**GOAL OF THE EXERCISE:**
Carry none of the pictures over; set down the material below exactly.

**MATERIAL FOR THE TASK:**
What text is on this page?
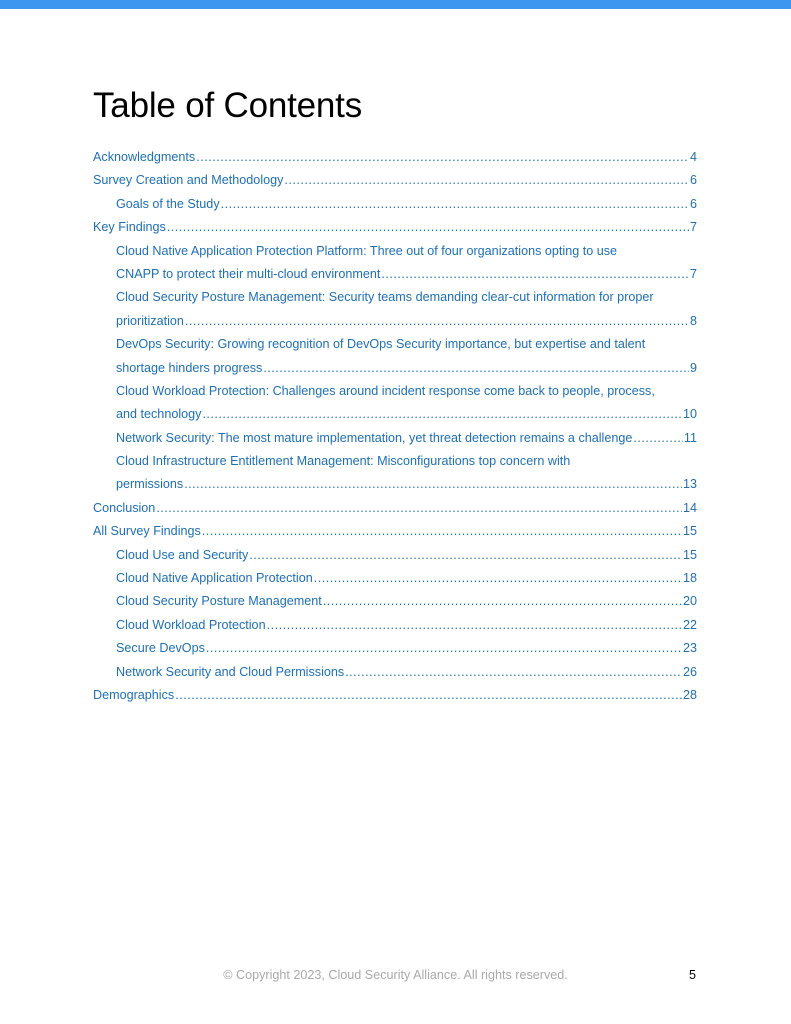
Table of Contents
Acknowledgments .....	4
Survey Creation and Methodology .....	6
Goals of the Study .....	6
Key Findings .....	7
Cloud Native Application Protection Platform: Three out of four organizations opting to use
CNAPP to protect their multi-cloud environment .....	7
Cloud Security Posture Management: Security teams demanding clear-cut information for proper
prioritization .....	8
DevOps Security: Growing recognition of DevOps Security importance, but expertise and talent
shortage hinders progress .....	9
Cloud Workload Protection: Challenges around incident response come back to people, process,
and technology .....	10
Network Security: The most mature implementation, yet threat detection remains a challenge .....	11
Cloud Infrastructure Entitlement Management: Misconfigurations top concern with
permissions .....	13
Conclusion .....	14
All Survey Findings .....	15
Cloud Use and Security .....	15
Cloud Native Application Protection .....	18
Cloud Security Posture Management .....	20
Cloud Workload Protection .....	22
Secure DevOps .....	23
Network Security and Cloud Permissions .....	26
Demographics .....	28
© Copyright 2023, Cloud Security Alliance. All rights reserved.	5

**EXERCISE SOLUTION:**
What text is on this page?
Table of Contents
Acknowledgments .....	4
Survey Creation and Methodology .....	6
Goals of the Study .....	6
Key Findings .....	7
Cloud Native Application Protection Platform: Three out of four organizations opting to use
CNAPP to protect their multi-cloud environment .....	7
Cloud Security Posture Management: Security teams demanding clear-cut information for proper
prioritization .....	8
DevOps Security: Growing recognition of DevOps Security importance, but expertise and talent
shortage hinders progress .....	9
Cloud Workload Protection: Challenges around incident response come back to people, process,
and technology .....	10
Network Security: The most mature implementation, yet threat detection remains a challenge .....	11
Cloud Infrastructure Entitlement Management: Misconfigurations top concern with
permissions .....	13
Conclusion .....	14
All Survey Findings .....	15
Cloud Use and Security .....	15
Cloud Native Application Protection .....	18
Cloud Security Posture Management .....	20
Cloud Workload Protection .....	22
Secure DevOps .....	23
Network Security and Cloud Permissions .....	26
Demographics .....	28
© Copyright 2023, Cloud Security Alliance. All rights reserved.	5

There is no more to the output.